[Given task]:
Exactly as written, print each record in the listing.

-- BEGIN --

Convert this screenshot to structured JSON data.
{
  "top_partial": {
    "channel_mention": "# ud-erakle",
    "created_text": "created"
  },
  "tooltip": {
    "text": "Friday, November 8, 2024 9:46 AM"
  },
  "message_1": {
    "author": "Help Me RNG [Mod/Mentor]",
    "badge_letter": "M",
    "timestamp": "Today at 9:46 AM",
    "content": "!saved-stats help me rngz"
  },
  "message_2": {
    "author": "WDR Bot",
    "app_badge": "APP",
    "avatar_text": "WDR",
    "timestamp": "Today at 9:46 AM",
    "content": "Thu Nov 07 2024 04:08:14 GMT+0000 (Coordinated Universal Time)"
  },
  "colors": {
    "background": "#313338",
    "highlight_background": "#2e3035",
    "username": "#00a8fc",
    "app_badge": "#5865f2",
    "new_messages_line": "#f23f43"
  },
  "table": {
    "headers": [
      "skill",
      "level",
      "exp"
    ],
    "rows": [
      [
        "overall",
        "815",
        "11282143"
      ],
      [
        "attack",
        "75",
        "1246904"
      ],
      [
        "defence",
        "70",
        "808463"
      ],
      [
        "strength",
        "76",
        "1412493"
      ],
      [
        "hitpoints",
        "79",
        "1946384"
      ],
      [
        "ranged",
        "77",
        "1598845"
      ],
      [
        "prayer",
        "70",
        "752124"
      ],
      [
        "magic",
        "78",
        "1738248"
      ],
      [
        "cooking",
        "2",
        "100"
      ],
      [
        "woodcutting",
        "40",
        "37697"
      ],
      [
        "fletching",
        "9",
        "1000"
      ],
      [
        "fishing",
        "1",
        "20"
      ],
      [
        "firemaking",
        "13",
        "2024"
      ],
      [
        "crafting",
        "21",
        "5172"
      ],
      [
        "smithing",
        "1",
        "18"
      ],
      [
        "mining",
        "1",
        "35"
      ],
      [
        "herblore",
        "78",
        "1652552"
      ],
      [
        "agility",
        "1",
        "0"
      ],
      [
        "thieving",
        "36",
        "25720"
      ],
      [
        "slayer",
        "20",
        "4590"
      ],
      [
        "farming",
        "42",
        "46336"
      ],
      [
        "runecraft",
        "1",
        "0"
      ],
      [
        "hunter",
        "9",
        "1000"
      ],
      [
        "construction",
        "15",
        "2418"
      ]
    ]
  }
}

-- END --

[Result]:
Convert this screenshot to structured JSON data.
{
  "top_partial": {
    "channel_mention": "# ud-erakle",
    "created_text": "created"
  },
  "tooltip": {
    "text": "Friday, November 8, 2024 9:46 AM"
  },
  "message_1": {
    "author": "Help Me RNG [Mod/Mentor]",
    "badge_letter": "M",
    "timestamp": "Today at 9:46 AM",
    "content": "!saved-stats help me rngz"
  },
  "message_2": {
    "author": "WDR Bot",
    "app_badge": "APP",
    "avatar_text": "WDR",
    "timestamp": "Today at 9:46 AM",
    "content": "Thu Nov 07 2024 04:08:14 GMT+0000 (Coordinated Universal Time)"
  },
  "colors": {
    "background": "#313338",
    "highlight_background": "#2e3035",
    "username": "#00a8fc",
    "app_badge": "#5865f2",
    "new_messages_line": "#f23f43"
  },
  "table": {
    "headers": [
      "skill",
      "level",
      "exp"
    ],
    "rows": [
      [
        "overall",
        "815",
        "11282143"
      ],
      [
        "attack",
        "75",
        "1246904"
      ],
      [
        "defence",
        "70",
        "808463"
      ],
      [
        "strength",
        "76",
        "1412493"
      ],
      [
        "hitpoints",
        "79",
        "1946384"
      ],
      [
        "ranged",
        "77",
        "1598845"
      ],
      [
        "prayer",
        "70",
        "752124"
      ],
      [
        "magic",
        "78",
        "1738248"
      ],
      [
        "cooking",
        "2",
        "100"
      ],
      [
        "woodcutting",
        "40",
        "37697"
      ],
      [
        "fletching",
        "9",
        "1000"
      ],
      [
        "fishing",
        "1",
        "20"
      ],
      [
        "firemaking",
        "13",
        "2024"
      ],
      [
        "crafting",
        "21",
        "5172"
      ],
      [
        "smithing",
        "1",
        "18"
      ],
      [
        "mining",
        "1",
        "35"
      ],
      [
        "herblore",
        "78",
        "1652552"
      ],
      [
        "agility",
        "1",
        "0"
      ],
      [
        "thieving",
        "36",
        "25720"
      ],
      [
        "slayer",
        "20",
        "4590"
      ],
      [
        "farming",
        "42",
        "46336"
      ],
      [
        "runecraft",
        "1",
        "0"
      ],
      [
        "hunter",
        "9",
        "1000"
      ],
      [
        "construction",
        "15",
        "2418"
      ]
    ]
  }
}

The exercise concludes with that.